» **WORK TO BE COMPLETED**: Look through the material below. Copy every line with the string "Номер" in it.

» **DATA ROWS**:
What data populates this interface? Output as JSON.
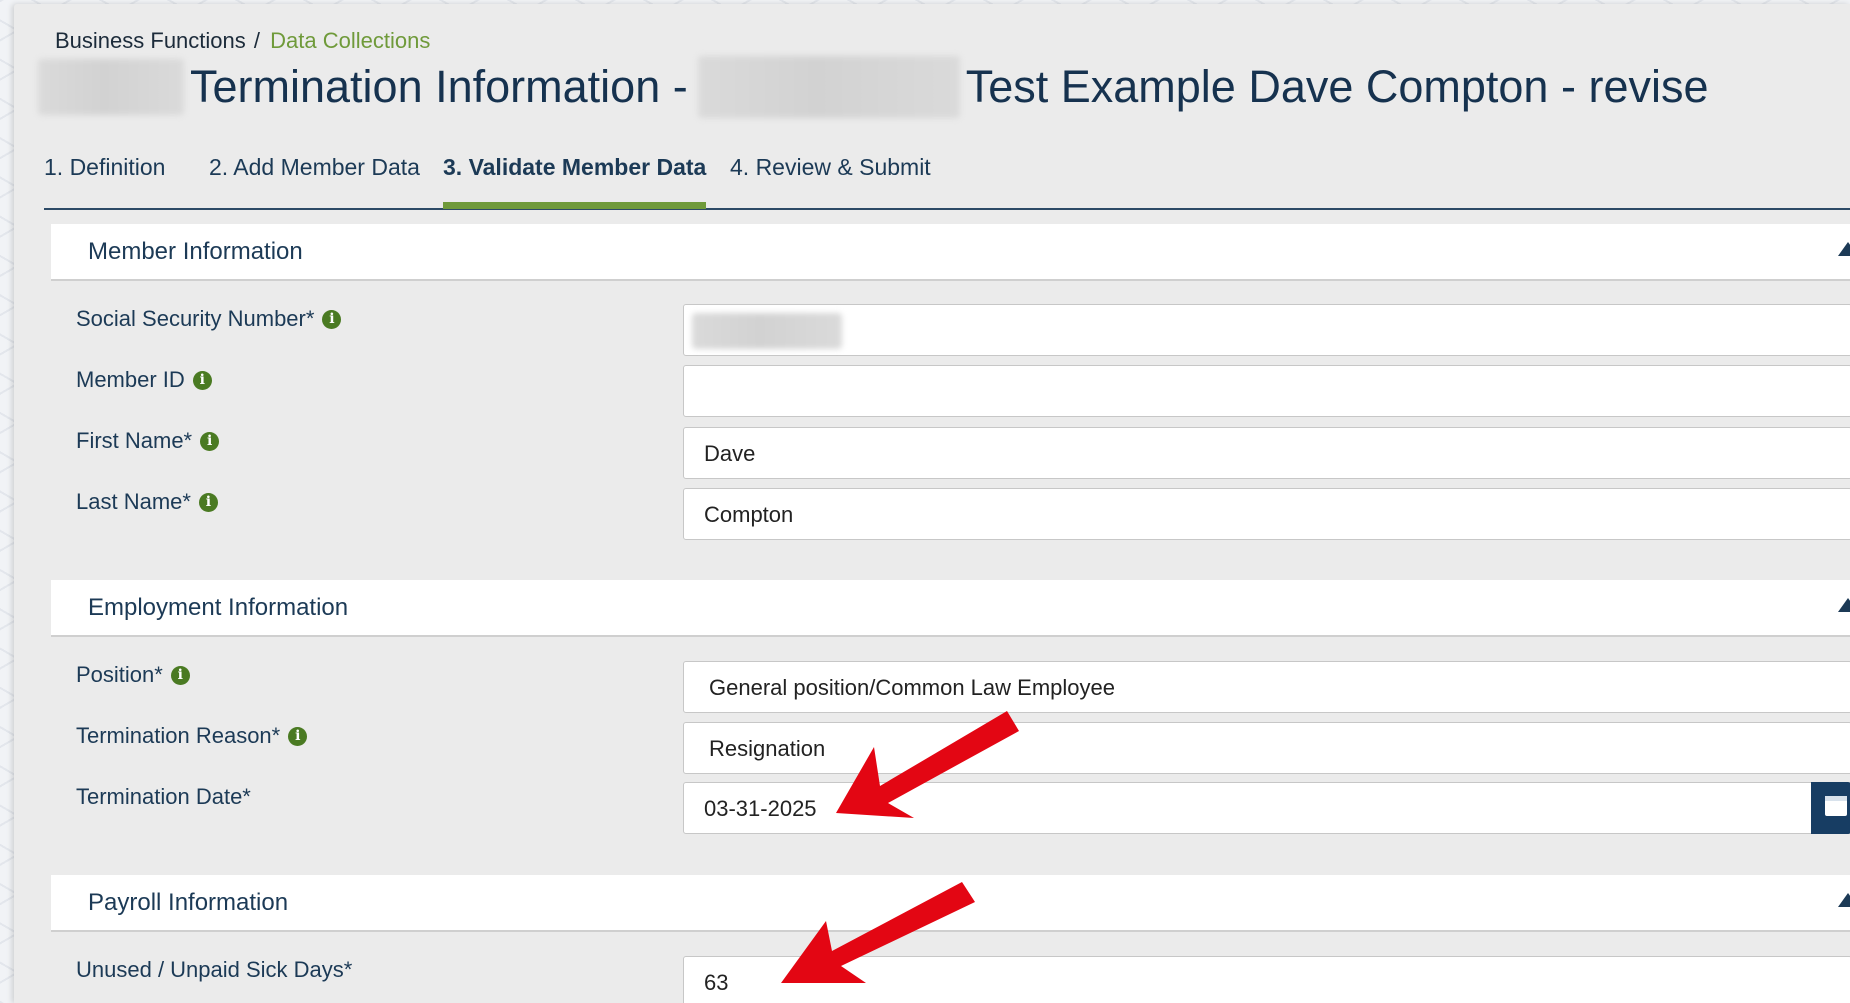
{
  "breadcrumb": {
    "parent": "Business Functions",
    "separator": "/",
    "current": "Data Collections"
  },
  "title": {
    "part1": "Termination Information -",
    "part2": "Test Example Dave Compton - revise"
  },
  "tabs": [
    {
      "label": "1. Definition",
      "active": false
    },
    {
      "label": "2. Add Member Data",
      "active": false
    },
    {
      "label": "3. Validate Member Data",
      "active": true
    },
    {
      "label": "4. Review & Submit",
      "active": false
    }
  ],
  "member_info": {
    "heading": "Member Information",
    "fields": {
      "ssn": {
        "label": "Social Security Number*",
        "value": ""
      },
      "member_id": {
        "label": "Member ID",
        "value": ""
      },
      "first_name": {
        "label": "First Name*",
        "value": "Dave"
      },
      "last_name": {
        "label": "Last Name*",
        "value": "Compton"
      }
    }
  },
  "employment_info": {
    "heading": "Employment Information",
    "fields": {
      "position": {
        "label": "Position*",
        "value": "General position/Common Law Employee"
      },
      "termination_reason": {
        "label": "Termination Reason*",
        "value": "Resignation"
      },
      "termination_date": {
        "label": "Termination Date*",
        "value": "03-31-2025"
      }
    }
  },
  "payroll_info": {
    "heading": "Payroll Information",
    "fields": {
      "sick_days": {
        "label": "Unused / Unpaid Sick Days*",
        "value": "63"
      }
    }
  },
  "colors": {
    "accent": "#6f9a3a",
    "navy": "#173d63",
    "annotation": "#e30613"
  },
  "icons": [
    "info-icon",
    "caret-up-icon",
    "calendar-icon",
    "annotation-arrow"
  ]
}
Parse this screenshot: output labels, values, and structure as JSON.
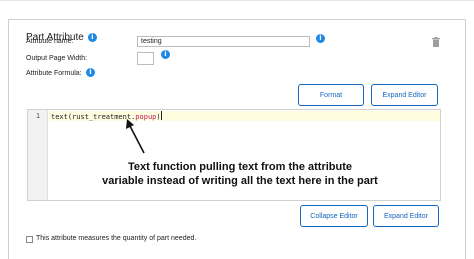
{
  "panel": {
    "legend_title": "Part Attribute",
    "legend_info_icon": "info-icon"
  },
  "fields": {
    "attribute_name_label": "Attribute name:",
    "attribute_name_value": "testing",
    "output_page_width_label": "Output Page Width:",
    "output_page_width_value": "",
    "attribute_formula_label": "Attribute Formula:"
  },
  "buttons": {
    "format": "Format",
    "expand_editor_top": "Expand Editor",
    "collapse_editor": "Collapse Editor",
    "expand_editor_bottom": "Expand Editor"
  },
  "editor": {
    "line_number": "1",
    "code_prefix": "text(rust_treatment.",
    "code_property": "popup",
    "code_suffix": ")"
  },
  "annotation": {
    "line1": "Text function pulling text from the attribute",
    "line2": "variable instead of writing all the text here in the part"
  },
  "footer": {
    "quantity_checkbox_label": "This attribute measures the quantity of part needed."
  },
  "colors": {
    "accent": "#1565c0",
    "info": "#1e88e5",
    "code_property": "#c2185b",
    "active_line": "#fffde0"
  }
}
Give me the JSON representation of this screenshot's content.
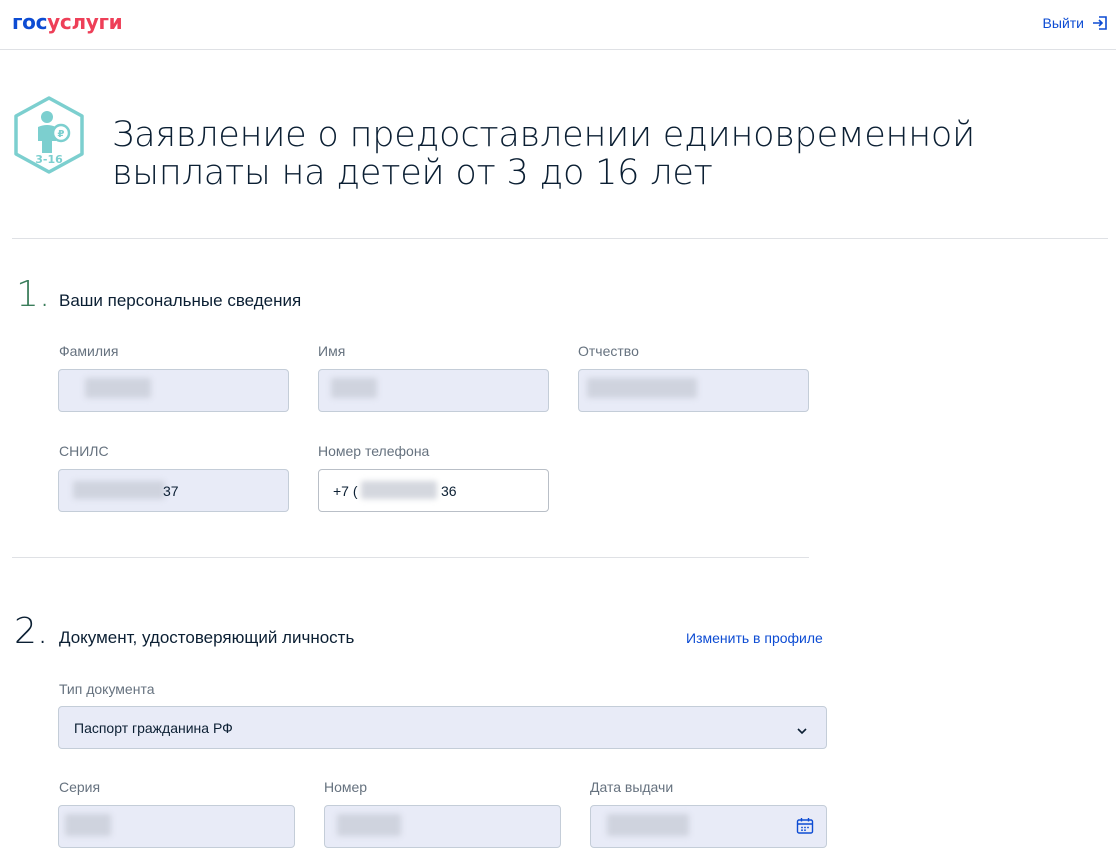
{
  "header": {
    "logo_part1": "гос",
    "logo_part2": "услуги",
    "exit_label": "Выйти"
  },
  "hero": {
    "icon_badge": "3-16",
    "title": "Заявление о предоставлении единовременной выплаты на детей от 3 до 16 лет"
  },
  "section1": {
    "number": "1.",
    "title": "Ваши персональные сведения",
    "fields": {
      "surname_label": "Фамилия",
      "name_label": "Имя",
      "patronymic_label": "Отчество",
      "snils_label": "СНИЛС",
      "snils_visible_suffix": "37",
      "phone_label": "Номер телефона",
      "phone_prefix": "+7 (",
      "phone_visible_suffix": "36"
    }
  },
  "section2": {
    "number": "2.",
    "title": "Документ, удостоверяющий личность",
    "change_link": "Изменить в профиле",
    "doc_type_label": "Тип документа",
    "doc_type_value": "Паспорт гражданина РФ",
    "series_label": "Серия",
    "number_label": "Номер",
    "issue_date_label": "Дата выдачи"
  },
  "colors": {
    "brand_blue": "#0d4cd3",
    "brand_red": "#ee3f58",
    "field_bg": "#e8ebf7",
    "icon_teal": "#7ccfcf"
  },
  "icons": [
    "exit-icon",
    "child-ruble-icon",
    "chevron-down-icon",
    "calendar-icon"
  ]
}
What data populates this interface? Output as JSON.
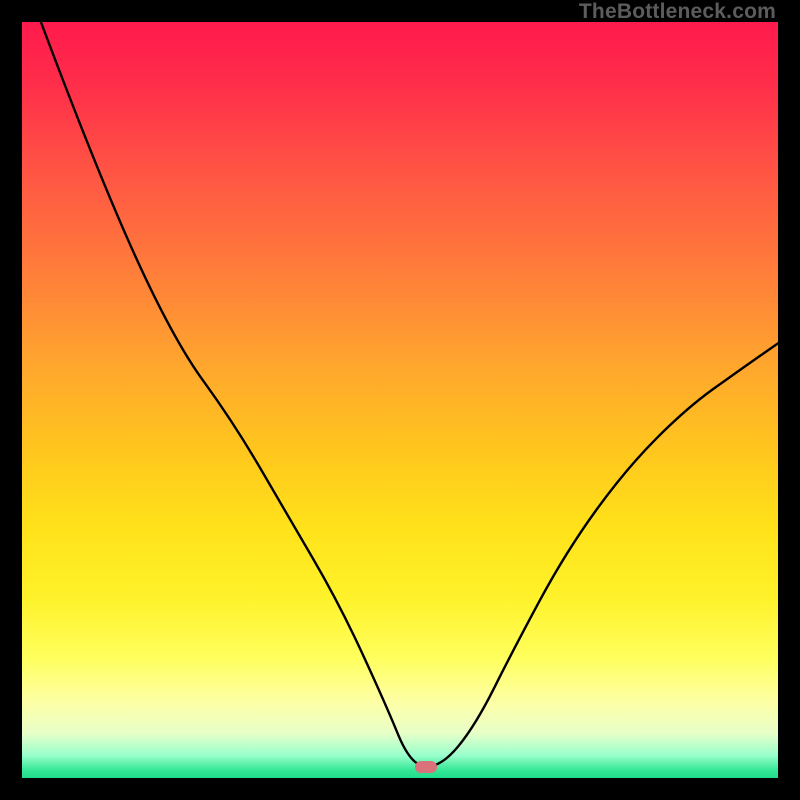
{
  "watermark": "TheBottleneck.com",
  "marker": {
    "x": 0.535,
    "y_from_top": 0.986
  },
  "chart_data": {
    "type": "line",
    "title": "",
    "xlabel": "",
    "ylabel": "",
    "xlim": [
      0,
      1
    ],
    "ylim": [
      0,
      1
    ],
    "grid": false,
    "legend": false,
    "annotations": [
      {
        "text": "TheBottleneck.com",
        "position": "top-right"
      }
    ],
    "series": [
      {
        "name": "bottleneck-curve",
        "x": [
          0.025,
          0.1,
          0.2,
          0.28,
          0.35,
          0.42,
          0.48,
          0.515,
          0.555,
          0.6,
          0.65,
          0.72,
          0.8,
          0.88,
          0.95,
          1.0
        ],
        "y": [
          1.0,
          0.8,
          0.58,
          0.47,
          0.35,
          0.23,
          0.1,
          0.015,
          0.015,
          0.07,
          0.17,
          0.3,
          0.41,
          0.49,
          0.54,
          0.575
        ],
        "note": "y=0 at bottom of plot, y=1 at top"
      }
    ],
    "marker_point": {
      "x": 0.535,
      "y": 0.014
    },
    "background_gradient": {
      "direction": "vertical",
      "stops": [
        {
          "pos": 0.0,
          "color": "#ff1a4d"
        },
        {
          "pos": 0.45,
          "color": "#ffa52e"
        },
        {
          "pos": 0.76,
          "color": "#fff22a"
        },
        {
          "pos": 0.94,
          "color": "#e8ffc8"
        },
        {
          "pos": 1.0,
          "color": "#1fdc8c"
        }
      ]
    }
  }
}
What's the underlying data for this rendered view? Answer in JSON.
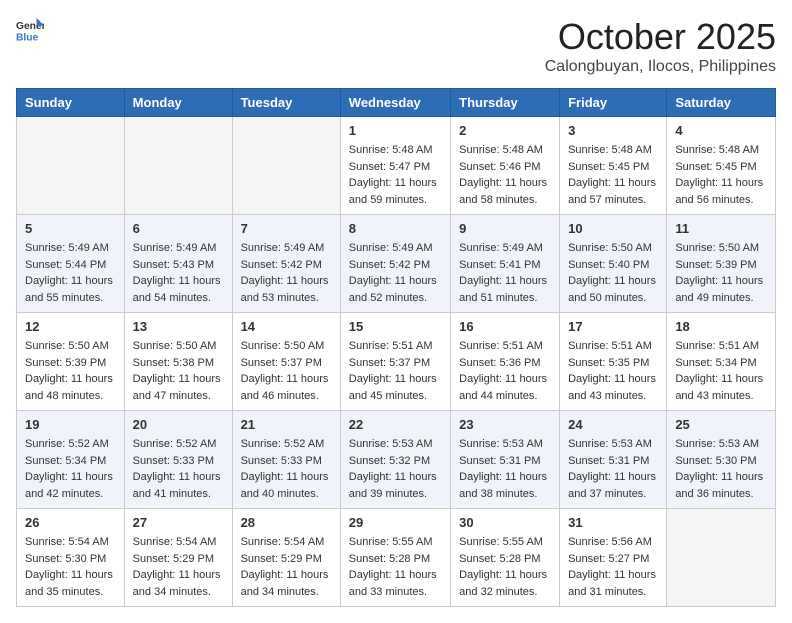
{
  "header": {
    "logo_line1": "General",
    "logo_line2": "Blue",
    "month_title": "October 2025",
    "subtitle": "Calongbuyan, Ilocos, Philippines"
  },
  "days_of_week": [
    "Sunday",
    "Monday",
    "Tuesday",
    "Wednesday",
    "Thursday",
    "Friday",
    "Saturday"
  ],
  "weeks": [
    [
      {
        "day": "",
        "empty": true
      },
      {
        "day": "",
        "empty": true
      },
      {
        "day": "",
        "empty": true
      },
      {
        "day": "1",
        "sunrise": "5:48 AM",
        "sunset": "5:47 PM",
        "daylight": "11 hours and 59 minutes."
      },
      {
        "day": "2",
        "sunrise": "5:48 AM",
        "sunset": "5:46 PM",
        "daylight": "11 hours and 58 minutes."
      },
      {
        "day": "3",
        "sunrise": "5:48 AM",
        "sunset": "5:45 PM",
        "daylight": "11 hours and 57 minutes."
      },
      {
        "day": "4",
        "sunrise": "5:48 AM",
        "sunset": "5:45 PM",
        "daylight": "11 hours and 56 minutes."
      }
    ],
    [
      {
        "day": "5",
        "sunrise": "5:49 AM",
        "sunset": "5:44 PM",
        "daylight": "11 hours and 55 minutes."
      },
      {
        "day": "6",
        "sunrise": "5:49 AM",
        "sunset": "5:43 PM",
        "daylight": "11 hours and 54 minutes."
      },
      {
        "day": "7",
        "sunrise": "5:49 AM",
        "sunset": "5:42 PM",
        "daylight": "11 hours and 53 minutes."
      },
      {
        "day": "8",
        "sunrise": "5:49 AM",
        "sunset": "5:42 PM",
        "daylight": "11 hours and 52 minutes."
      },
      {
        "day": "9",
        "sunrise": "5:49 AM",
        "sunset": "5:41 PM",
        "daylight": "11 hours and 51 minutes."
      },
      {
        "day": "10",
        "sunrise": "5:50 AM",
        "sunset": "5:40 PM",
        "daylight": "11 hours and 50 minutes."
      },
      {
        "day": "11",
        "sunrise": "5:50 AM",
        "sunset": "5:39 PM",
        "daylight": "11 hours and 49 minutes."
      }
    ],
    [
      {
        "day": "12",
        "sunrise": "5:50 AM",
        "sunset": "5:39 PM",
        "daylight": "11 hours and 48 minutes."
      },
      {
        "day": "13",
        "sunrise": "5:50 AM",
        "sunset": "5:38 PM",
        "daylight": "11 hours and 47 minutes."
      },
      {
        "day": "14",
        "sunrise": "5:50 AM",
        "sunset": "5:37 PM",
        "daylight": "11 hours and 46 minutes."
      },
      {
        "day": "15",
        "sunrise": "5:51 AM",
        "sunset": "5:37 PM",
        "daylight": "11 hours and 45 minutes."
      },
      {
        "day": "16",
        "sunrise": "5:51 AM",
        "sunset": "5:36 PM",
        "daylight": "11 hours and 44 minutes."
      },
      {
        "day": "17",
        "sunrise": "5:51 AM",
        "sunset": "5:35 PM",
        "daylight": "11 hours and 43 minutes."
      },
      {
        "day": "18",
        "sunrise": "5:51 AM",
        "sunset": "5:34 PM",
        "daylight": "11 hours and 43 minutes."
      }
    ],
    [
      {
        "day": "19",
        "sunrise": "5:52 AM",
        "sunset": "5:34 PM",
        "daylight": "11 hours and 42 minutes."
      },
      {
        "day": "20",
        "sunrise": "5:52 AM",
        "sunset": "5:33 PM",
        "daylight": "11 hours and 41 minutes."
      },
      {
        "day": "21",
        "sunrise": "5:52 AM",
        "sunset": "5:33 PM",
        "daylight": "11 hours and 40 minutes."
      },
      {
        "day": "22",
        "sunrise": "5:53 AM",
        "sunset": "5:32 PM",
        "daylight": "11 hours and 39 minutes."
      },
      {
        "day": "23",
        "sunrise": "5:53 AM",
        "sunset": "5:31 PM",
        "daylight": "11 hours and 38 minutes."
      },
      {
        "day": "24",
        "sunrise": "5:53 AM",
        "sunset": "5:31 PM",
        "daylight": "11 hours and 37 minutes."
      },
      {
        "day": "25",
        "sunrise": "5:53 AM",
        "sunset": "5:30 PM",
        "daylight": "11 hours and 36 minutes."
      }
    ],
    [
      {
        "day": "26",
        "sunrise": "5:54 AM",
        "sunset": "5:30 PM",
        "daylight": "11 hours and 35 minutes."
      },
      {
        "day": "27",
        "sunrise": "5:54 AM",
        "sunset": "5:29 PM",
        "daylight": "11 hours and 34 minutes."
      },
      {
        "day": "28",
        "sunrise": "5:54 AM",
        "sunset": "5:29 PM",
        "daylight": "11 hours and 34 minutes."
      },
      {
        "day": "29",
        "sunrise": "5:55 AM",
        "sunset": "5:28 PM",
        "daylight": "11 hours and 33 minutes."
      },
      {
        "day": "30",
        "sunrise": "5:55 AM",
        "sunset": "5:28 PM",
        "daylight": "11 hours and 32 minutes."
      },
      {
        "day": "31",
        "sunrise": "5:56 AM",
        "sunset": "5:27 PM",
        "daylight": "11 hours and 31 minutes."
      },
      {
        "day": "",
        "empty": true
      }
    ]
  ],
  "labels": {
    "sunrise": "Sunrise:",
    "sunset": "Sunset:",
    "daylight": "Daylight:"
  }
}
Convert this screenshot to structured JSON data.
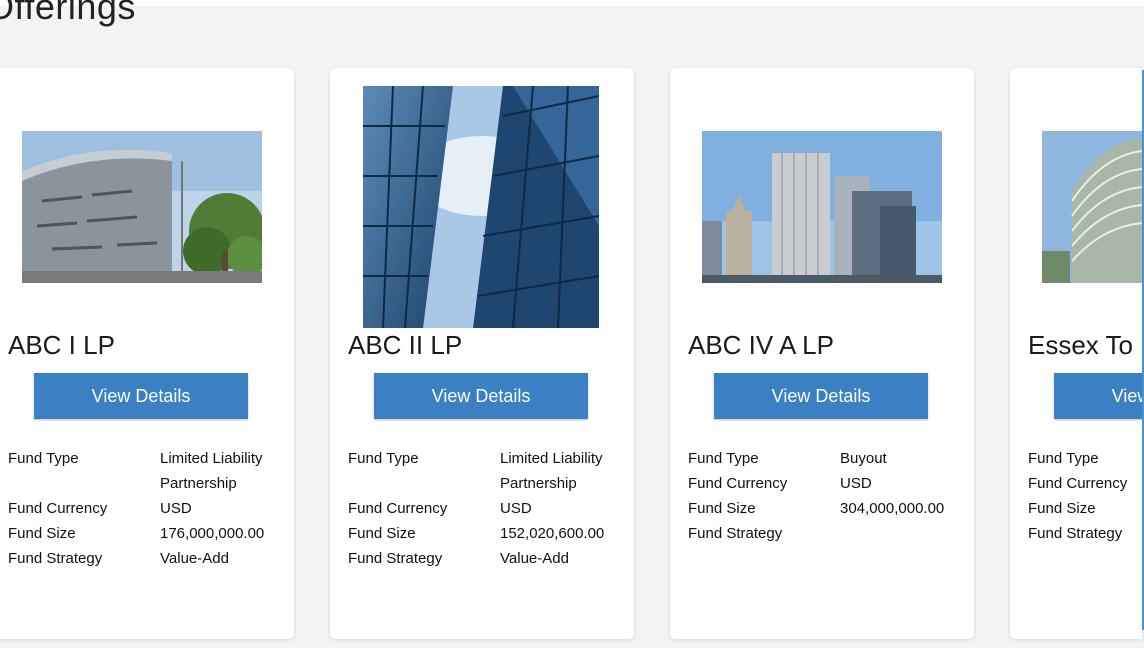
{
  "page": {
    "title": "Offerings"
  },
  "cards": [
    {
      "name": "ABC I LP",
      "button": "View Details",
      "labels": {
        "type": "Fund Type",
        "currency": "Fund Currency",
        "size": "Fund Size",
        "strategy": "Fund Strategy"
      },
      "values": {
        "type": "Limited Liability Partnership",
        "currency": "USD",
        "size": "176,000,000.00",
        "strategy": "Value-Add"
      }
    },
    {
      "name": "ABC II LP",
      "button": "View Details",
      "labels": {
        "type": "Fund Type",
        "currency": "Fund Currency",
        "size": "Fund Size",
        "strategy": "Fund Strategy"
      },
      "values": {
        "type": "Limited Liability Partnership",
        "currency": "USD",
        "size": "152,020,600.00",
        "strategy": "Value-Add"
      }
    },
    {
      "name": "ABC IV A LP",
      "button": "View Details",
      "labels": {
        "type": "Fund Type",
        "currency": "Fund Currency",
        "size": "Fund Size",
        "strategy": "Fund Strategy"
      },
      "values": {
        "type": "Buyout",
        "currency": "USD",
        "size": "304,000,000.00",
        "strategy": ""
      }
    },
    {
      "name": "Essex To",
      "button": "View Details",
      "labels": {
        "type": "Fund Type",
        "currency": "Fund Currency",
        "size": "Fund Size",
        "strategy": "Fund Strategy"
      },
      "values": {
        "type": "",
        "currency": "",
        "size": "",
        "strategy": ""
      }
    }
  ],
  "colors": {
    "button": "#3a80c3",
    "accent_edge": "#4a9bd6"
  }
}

» **OUTPUT**:
      "phone_label": "Номер телефона",
    "number_label": "Номер",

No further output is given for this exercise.